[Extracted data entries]
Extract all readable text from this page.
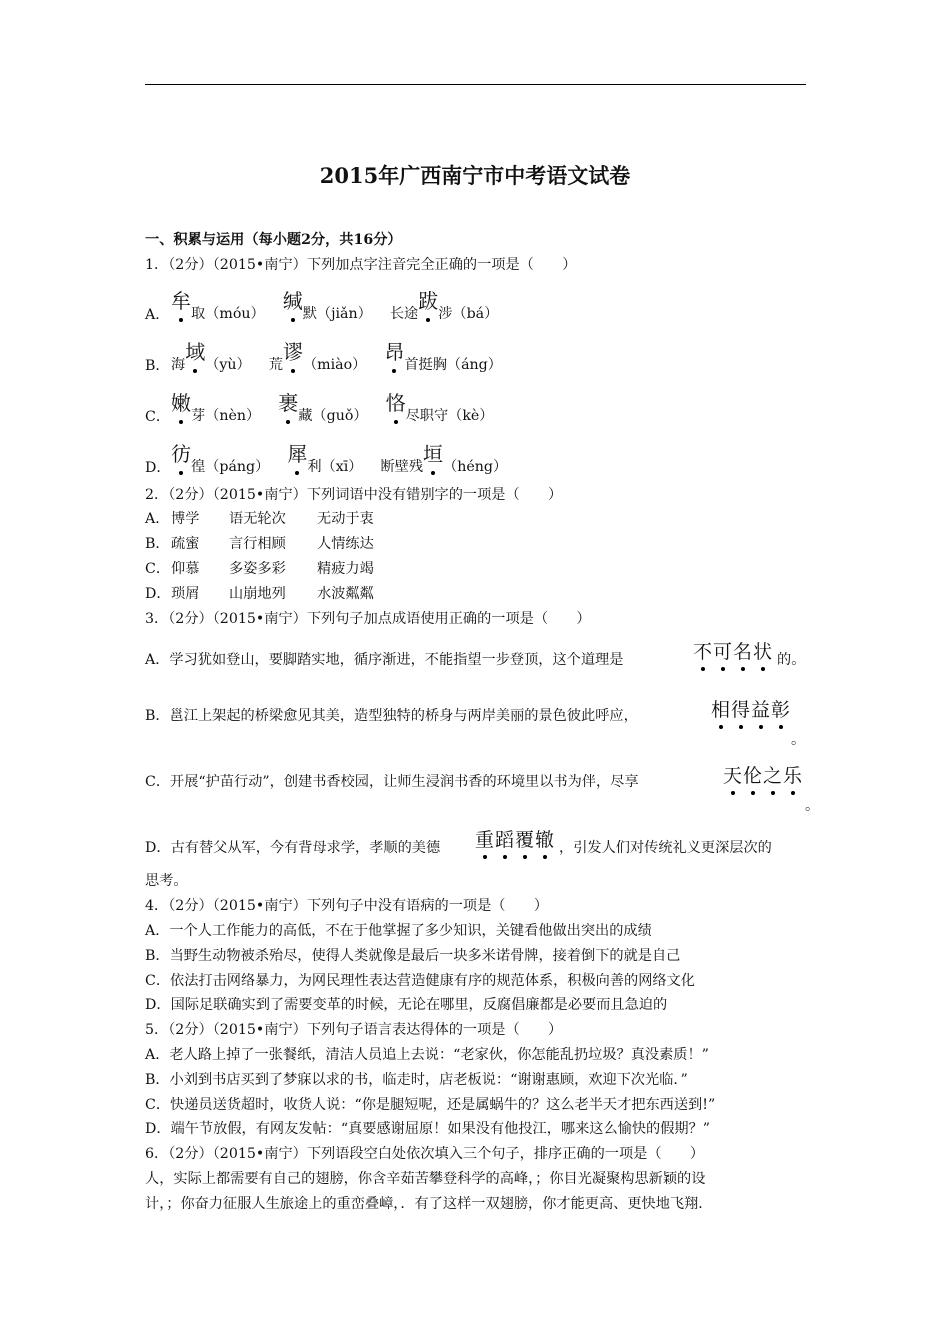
2015年广西南宁市中考语文试卷
一、积累与运用（每小题2分，共16分）
1．（2分）（2015•南宁）下列加点字注音完全正确的一项是（　　）
A．
牟取（móu）
缄默（jiǎn） 长途跋涉（bá）
B． 海域（yù） 荒谬（miào）
昂首挺胸（áng）
C．
嫩芽（nèn）
裹藏（guǒ）
恪尽职守（kè）
D．
彷徨（páng）
犀利（xī） 断壁残垣（héng）
2．（2分）（2015•南宁）下列词语中没有错别字的一项是（　　）
A． 博学 语无轮次 无动于衷
B．疏蜜 言行相顾 人情练达
C．仰慕 多姿多彩 精疲力竭
D．琐屑 山崩地列 水波粼粼
3．（2分）（2015•南宁）下列句子加点成语使用正确的一项是（　　）
A．学习犹如登山，要脚踏实地，循序渐进，不能指望一步登顶，这个道理是	不可名状 的。
B．邕江上架起的桥梁愈见其美，造型独特的桥身与两岸美丽的景色彼此呼应，	相得益彰
。
C．开展“护苗行动”，创建书香校园，让师生浸润书香的环境里以书为伴，尽享	天伦之乐
。
D．古有替父从军，今有背母求学，孝顺的美德 重蹈覆辙 ，引发人们对传统礼义更深层次的
思考。
4．（2分）（2015•南宁）下列句子中没有语病的一项是（　　）
A．一个人工作能力的高低，不在于他掌握了多少知识，关键看他做出突出的成绩
B．当野生动物被杀殆尽，使得人类就像是最后一块多米诺骨牌，接着倒下的就是自己
C．依法打击网络暴力，为网民理性表达营造健康有序的规范体系，积极向善的网络文化
D．国际足联确实到了需要变革的时候，无论在哪里，反腐倡廉都是必要而且急迫的
5．（2分）（2015•南宁）下列句子语言表达得体的一项是（　　）
A．老人路上掉了一张餐纸，清洁人员追上去说：“老家伙，你怎能乱扔垃圾？真没素质！”
B．小刘到书店买到了梦寐以求的书，临走时，店老板说：“谢谢惠顾，欢迎下次光临．”
C．快递员送货超时，收货人说：“你是腿短呢，还是属蜗牛的？这么老半天才把东西送到!”
D．端午节放假，有网友发帖：“真要感谢屈原！如果没有他投江，哪来这么愉快的假期？”
6．（2分）（2015•南宁）下列语段空白处依次填入三个句子，排序正确的一项是（　　）
人，实际上都需要有自己的翅膀，你含辛茹苦攀登科学的高峰，；你目光凝聚构思新颖的设
计，；你奋力征服人生旅途上的重峦叠嶂，．有了这样一双翅膀，你才能更高、更快地飞翔．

§ **WHAT TO PRODUCE**: A faithful copy of the records above is needed, with the pictures left out.

§ **FULL ANSWER**:
Extract all readable text from this page.
2015年广西南宁市中考语文试卷
一、积累与运用（每小题2分，共16分）
1．（2分）（2015•南宁）下列加点字注音完全正确的一项是（　　）
A．
牟取（móu）
缄默（jiǎn） 长途跋涉（bá）
B． 海域（yù） 荒谬（miào）
昂首挺胸（áng）
C．
嫩芽（nèn）
裹藏（guǒ）
恪尽职守（kè）
D．
彷徨（páng）
犀利（xī） 断壁残垣（héng）
2．（2分）（2015•南宁）下列词语中没有错别字的一项是（　　）
A． 博学 语无轮次 无动于衷
B．疏蜜 言行相顾 人情练达
C．仰慕 多姿多彩 精疲力竭
D．琐屑 山崩地列 水波粼粼
3．（2分）（2015•南宁）下列句子加点成语使用正确的一项是（　　）
A．学习犹如登山，要脚踏实地，循序渐进，不能指望一步登顶，这个道理是	不可名状 的。
B．邕江上架起的桥梁愈见其美，造型独特的桥身与两岸美丽的景色彼此呼应，	相得益彰
。
C．开展“护苗行动”，创建书香校园，让师生浸润书香的环境里以书为伴，尽享	天伦之乐
。
D．古有替父从军，今有背母求学，孝顺的美德 重蹈覆辙 ，引发人们对传统礼义更深层次的
思考。
4．（2分）（2015•南宁）下列句子中没有语病的一项是（　　）
A．一个人工作能力的高低，不在于他掌握了多少知识，关键看他做出突出的成绩
B．当野生动物被杀殆尽，使得人类就像是最后一块多米诺骨牌，接着倒下的就是自己
C．依法打击网络暴力，为网民理性表达营造健康有序的规范体系，积极向善的网络文化
D．国际足联确实到了需要变革的时候，无论在哪里，反腐倡廉都是必要而且急迫的
5．（2分）（2015•南宁）下列句子语言表达得体的一项是（　　）
A．老人路上掉了一张餐纸，清洁人员追上去说：“老家伙，你怎能乱扔垃圾？真没素质！”
B．小刘到书店买到了梦寐以求的书，临走时，店老板说：“谢谢惠顾，欢迎下次光临．”
C．快递员送货超时，收货人说：“你是腿短呢，还是属蜗牛的？这么老半天才把东西送到!”
D．端午节放假，有网友发帖：“真要感谢屈原！如果没有他投江，哪来这么愉快的假期？”
6．（2分）（2015•南宁）下列语段空白处依次填入三个句子，排序正确的一项是（　　）
人，实际上都需要有自己的翅膀，你含辛茹苦攀登科学的高峰，；你目光凝聚构思新颖的设
计，；你奋力征服人生旅途上的重峦叠嶂，．有了这样一双翅膀，你才能更高、更快地飞翔．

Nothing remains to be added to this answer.